= Work to complete =
Leave out the images and repeat the listing below without a single change.

= Information supplied =
################

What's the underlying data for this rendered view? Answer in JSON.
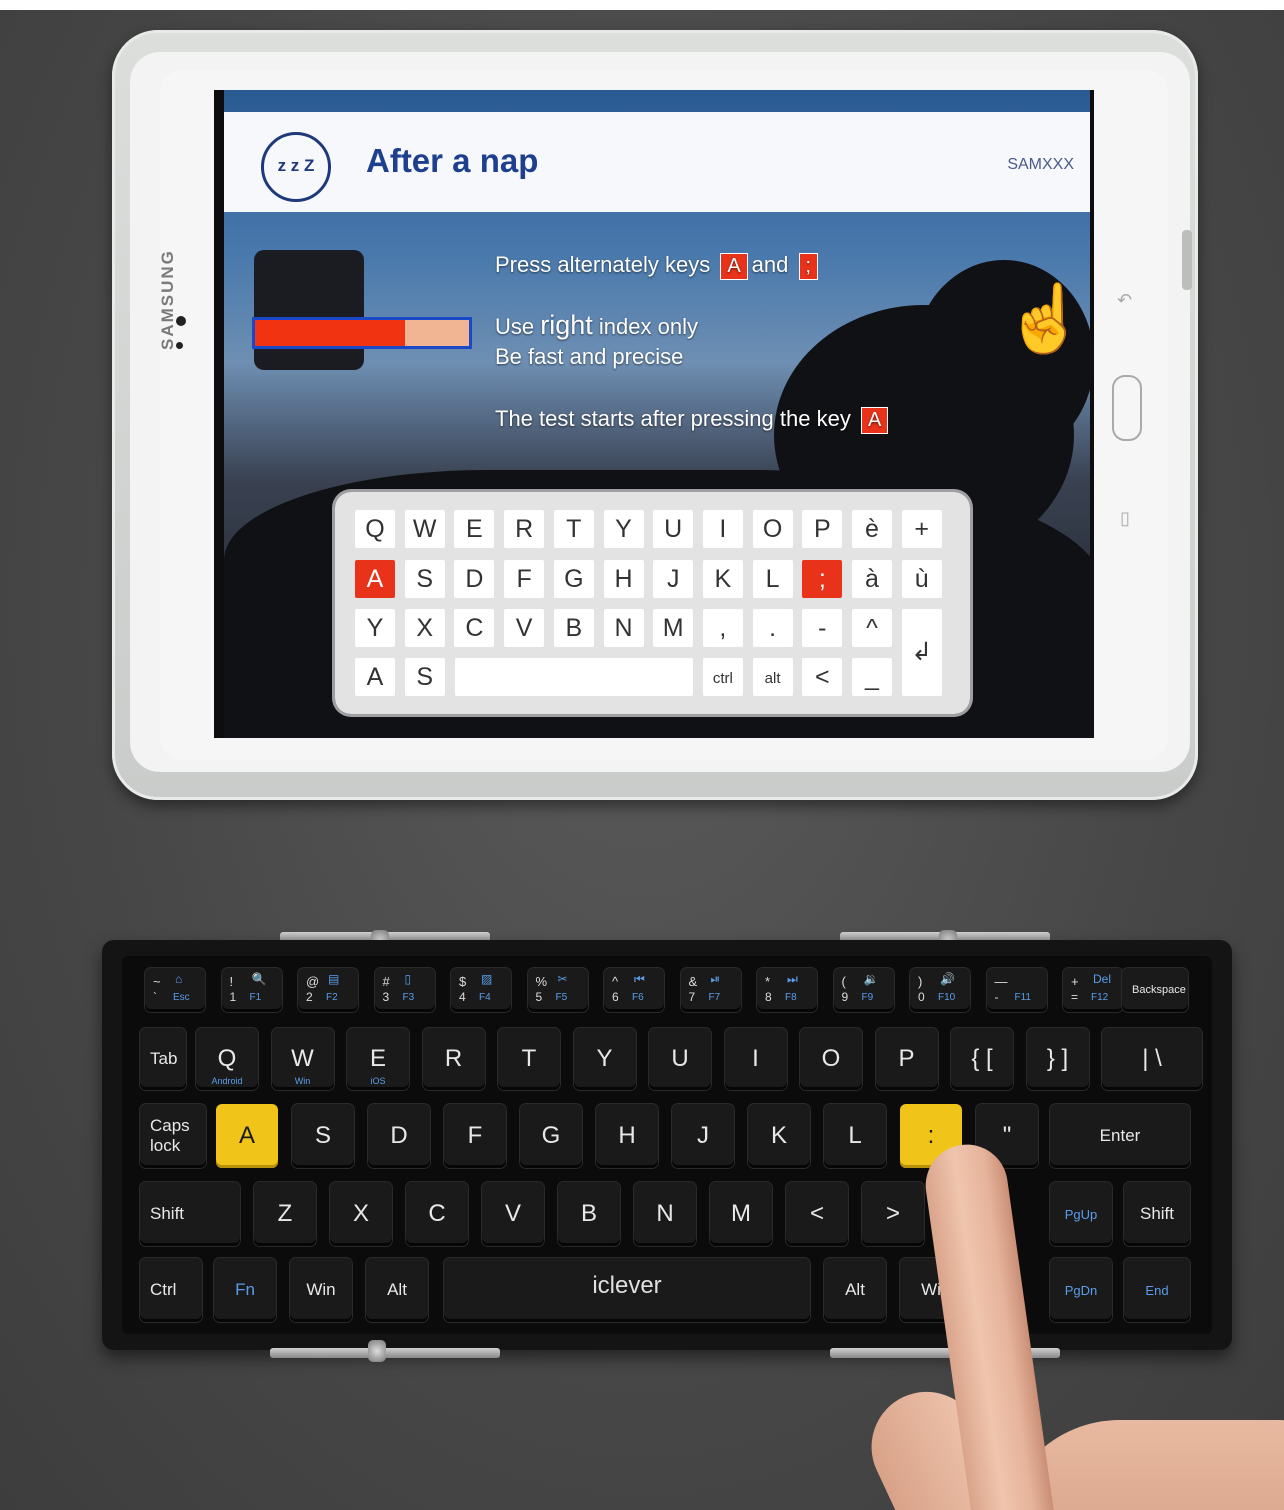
{
  "header": {
    "title": "After a nap",
    "logo_text": "z z Z",
    "participant_id": "SAMXXX"
  },
  "device": {
    "brand": "SAMSUNG"
  },
  "instructions": {
    "line1_prefix": "Press alternately keys",
    "key1": "A",
    "line1_and": "and",
    "key2": ";",
    "line2_prefix": "Use",
    "line2_emph": "right",
    "line2_suffix": "index only",
    "line3": "Be fast and precise",
    "line4_prefix": "The test starts after pressing the key",
    "key3": "A"
  },
  "progress": {
    "fraction": 0.7
  },
  "virtual_keyboard": {
    "row1": [
      "Q",
      "W",
      "E",
      "R",
      "T",
      "Y",
      "U",
      "I",
      "O",
      "P",
      "è",
      "+"
    ],
    "row2": [
      "A",
      "S",
      "D",
      "F",
      "G",
      "H",
      "J",
      "K",
      "L",
      ";",
      "à",
      "ù"
    ],
    "row3": [
      "Y",
      "X",
      "C",
      "V",
      "B",
      "N",
      "M",
      ",",
      ".",
      "-",
      "^"
    ],
    "row4_left": [
      "A",
      "S"
    ],
    "row4_right": [
      "ctrl",
      "alt",
      "<",
      "_"
    ],
    "enter_glyph": "↲",
    "highlighted": [
      "A",
      ";"
    ]
  },
  "physical_keyboard": {
    "brand_text": "iclever",
    "fn_row": [
      {
        "top": "~",
        "topr": "⌂",
        "bot": "`",
        "botr": "Esc"
      },
      {
        "top": "!",
        "topr": "🔍",
        "bot": "1",
        "botr": "F1"
      },
      {
        "top": "@",
        "topr": "▤",
        "bot": "2",
        "botr": "F2"
      },
      {
        "top": "#",
        "topr": "▯",
        "bot": "3",
        "botr": "F3"
      },
      {
        "top": "$",
        "topr": "▨",
        "bot": "4",
        "botr": "F4"
      },
      {
        "top": "%",
        "topr": "✂",
        "bot": "5",
        "botr": "F5"
      },
      {
        "top": "^",
        "topr": "⏮",
        "bot": "6",
        "botr": "F6"
      },
      {
        "top": "&",
        "topr": "⏯",
        "bot": "7",
        "botr": "F7"
      },
      {
        "top": "*",
        "topr": "⏭",
        "bot": "8",
        "botr": "F8"
      },
      {
        "top": "(",
        "topr": "🔉",
        "bot": "9",
        "botr": "F9"
      },
      {
        "top": ")",
        "topr": "🔊",
        "bot": "0",
        "botr": "F10"
      },
      {
        "top": "—",
        "topr": "",
        "bot": "-",
        "botr": "F11"
      },
      {
        "top": "+",
        "topr": "Del",
        "bot": "=",
        "botr": "F12"
      }
    ],
    "backspace_label": "Backspace",
    "tab_label": "Tab",
    "row_q": [
      {
        "main": "Q",
        "sub": "Android"
      },
      {
        "main": "W",
        "sub": "Win"
      },
      {
        "main": "E",
        "sub": "iOS"
      },
      {
        "main": "R",
        "sub": ""
      },
      {
        "main": "T",
        "sub": ""
      },
      {
        "main": "Y",
        "sub": ""
      },
      {
        "main": "U",
        "sub": ""
      },
      {
        "main": "I",
        "sub": ""
      },
      {
        "main": "O",
        "sub": ""
      },
      {
        "main": "P",
        "sub": ""
      },
      {
        "main": "{ [",
        "sub": ""
      },
      {
        "main": "} ]",
        "sub": ""
      },
      {
        "main": "| \\",
        "sub": ""
      }
    ],
    "caps_label": "Caps lock",
    "row_a": [
      "A",
      "S",
      "D",
      "F",
      "G",
      "H",
      "J",
      "K",
      "L",
      ":",
      "\""
    ],
    "enter_label": "Enter",
    "shift_label": "Shift",
    "row_z": [
      "Z",
      "X",
      "C",
      "V",
      "B",
      "N",
      "M",
      "<",
      ">"
    ],
    "pgup_label": "PgUp",
    "pgdn_label": "PgDn",
    "end_label": "End",
    "ctrl_label": "Ctrl",
    "fn_label": "Fn",
    "win_label": "Win",
    "alt_label": "Alt",
    "alt_right_label": "Alt",
    "win_right_label": "Wi",
    "highlighted": [
      "A",
      ":"
    ]
  }
}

################

= Exercise solution =
What's the underlying data for this rendered view? Answer in JSON.
{
  "header": {
    "title": "After a nap",
    "logo_text": "z z Z",
    "participant_id": "SAMXXX"
  },
  "device": {
    "brand": "SAMSUNG"
  },
  "instructions": {
    "line1_prefix": "Press alternately keys",
    "key1": "A",
    "line1_and": "and",
    "key2": ";",
    "line2_prefix": "Use",
    "line2_emph": "right",
    "line2_suffix": "index only",
    "line3": "Be fast and precise",
    "line4_prefix": "The test starts after pressing the key",
    "key3": "A"
  },
  "progress": {
    "fraction": 0.7
  },
  "virtual_keyboard": {
    "row1": [
      "Q",
      "W",
      "E",
      "R",
      "T",
      "Y",
      "U",
      "I",
      "O",
      "P",
      "è",
      "+"
    ],
    "row2": [
      "A",
      "S",
      "D",
      "F",
      "G",
      "H",
      "J",
      "K",
      "L",
      ";",
      "à",
      "ù"
    ],
    "row3": [
      "Y",
      "X",
      "C",
      "V",
      "B",
      "N",
      "M",
      ",",
      ".",
      "-",
      "^"
    ],
    "row4_left": [
      "A",
      "S"
    ],
    "row4_right": [
      "ctrl",
      "alt",
      "<",
      "_"
    ],
    "enter_glyph": "↲",
    "highlighted": [
      "A",
      ";"
    ]
  },
  "physical_keyboard": {
    "brand_text": "iclever",
    "fn_row": [
      {
        "top": "~",
        "topr": "⌂",
        "bot": "`",
        "botr": "Esc"
      },
      {
        "top": "!",
        "topr": "🔍",
        "bot": "1",
        "botr": "F1"
      },
      {
        "top": "@",
        "topr": "▤",
        "bot": "2",
        "botr": "F2"
      },
      {
        "top": "#",
        "topr": "▯",
        "bot": "3",
        "botr": "F3"
      },
      {
        "top": "$",
        "topr": "▨",
        "bot": "4",
        "botr": "F4"
      },
      {
        "top": "%",
        "topr": "✂",
        "bot": "5",
        "botr": "F5"
      },
      {
        "top": "^",
        "topr": "⏮",
        "bot": "6",
        "botr": "F6"
      },
      {
        "top": "&",
        "topr": "⏯",
        "bot": "7",
        "botr": "F7"
      },
      {
        "top": "*",
        "topr": "⏭",
        "bot": "8",
        "botr": "F8"
      },
      {
        "top": "(",
        "topr": "🔉",
        "bot": "9",
        "botr": "F9"
      },
      {
        "top": ")",
        "topr": "🔊",
        "bot": "0",
        "botr": "F10"
      },
      {
        "top": "—",
        "topr": "",
        "bot": "-",
        "botr": "F11"
      },
      {
        "top": "+",
        "topr": "Del",
        "bot": "=",
        "botr": "F12"
      }
    ],
    "backspace_label": "Backspace",
    "tab_label": "Tab",
    "row_q": [
      {
        "main": "Q",
        "sub": "Android"
      },
      {
        "main": "W",
        "sub": "Win"
      },
      {
        "main": "E",
        "sub": "iOS"
      },
      {
        "main": "R",
        "sub": ""
      },
      {
        "main": "T",
        "sub": ""
      },
      {
        "main": "Y",
        "sub": ""
      },
      {
        "main": "U",
        "sub": ""
      },
      {
        "main": "I",
        "sub": ""
      },
      {
        "main": "O",
        "sub": ""
      },
      {
        "main": "P",
        "sub": ""
      },
      {
        "main": "{ [",
        "sub": ""
      },
      {
        "main": "} ]",
        "sub": ""
      },
      {
        "main": "| \\",
        "sub": ""
      }
    ],
    "caps_label": "Caps lock",
    "row_a": [
      "A",
      "S",
      "D",
      "F",
      "G",
      "H",
      "J",
      "K",
      "L",
      ":",
      "\""
    ],
    "enter_label": "Enter",
    "shift_label": "Shift",
    "row_z": [
      "Z",
      "X",
      "C",
      "V",
      "B",
      "N",
      "M",
      "<",
      ">"
    ],
    "pgup_label": "PgUp",
    "pgdn_label": "PgDn",
    "end_label": "End",
    "ctrl_label": "Ctrl",
    "fn_label": "Fn",
    "win_label": "Win",
    "alt_label": "Alt",
    "alt_right_label": "Alt",
    "win_right_label": "Wi",
    "highlighted": [
      "A",
      ":"
    ]
  }
}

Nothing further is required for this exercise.